REQUEST:
Lines containing the word "BitMEX" are the ones to copy from the records below.

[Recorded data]
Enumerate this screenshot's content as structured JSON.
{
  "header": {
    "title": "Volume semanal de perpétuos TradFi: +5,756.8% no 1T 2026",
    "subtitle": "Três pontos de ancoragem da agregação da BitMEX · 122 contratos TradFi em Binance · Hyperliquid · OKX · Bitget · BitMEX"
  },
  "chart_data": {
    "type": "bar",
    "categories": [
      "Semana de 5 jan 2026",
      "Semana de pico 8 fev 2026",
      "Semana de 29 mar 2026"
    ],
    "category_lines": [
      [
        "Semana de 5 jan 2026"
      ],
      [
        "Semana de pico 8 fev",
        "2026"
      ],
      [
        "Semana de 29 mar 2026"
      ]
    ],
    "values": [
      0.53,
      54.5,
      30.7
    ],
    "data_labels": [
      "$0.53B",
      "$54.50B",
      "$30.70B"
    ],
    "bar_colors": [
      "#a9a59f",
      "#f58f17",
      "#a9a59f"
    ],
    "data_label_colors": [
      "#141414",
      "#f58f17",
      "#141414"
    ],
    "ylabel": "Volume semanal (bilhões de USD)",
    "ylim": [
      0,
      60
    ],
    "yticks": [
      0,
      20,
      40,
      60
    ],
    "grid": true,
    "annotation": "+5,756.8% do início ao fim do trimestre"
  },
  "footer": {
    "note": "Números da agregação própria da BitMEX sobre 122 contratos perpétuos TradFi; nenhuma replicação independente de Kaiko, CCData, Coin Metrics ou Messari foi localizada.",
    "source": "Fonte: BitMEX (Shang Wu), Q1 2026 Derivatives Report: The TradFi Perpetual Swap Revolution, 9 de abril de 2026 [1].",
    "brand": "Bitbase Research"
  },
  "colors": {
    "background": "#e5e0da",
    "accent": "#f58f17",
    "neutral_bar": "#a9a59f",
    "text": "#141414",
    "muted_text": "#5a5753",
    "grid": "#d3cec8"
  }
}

THE COMPLETED TASK:
    "subtitle": "Três pontos de ancoragem da agregação da BitMEX · 122 contratos TradFi em Binance · Hyperliquid · OKX · Bitget · BitMEX"
    "note": "Números da agregação própria da BitMEX sobre 122 contratos perpétuos TradFi; nenhuma replicação independente de Kaiko, CCData, Coin Metrics ou Messari foi localizada.",
    "source": "Fonte: BitMEX (Shang Wu), Q1 2026 Derivatives Report: The TradFi Perpetual Swap Revolution, 9 de abril de 2026 [1].",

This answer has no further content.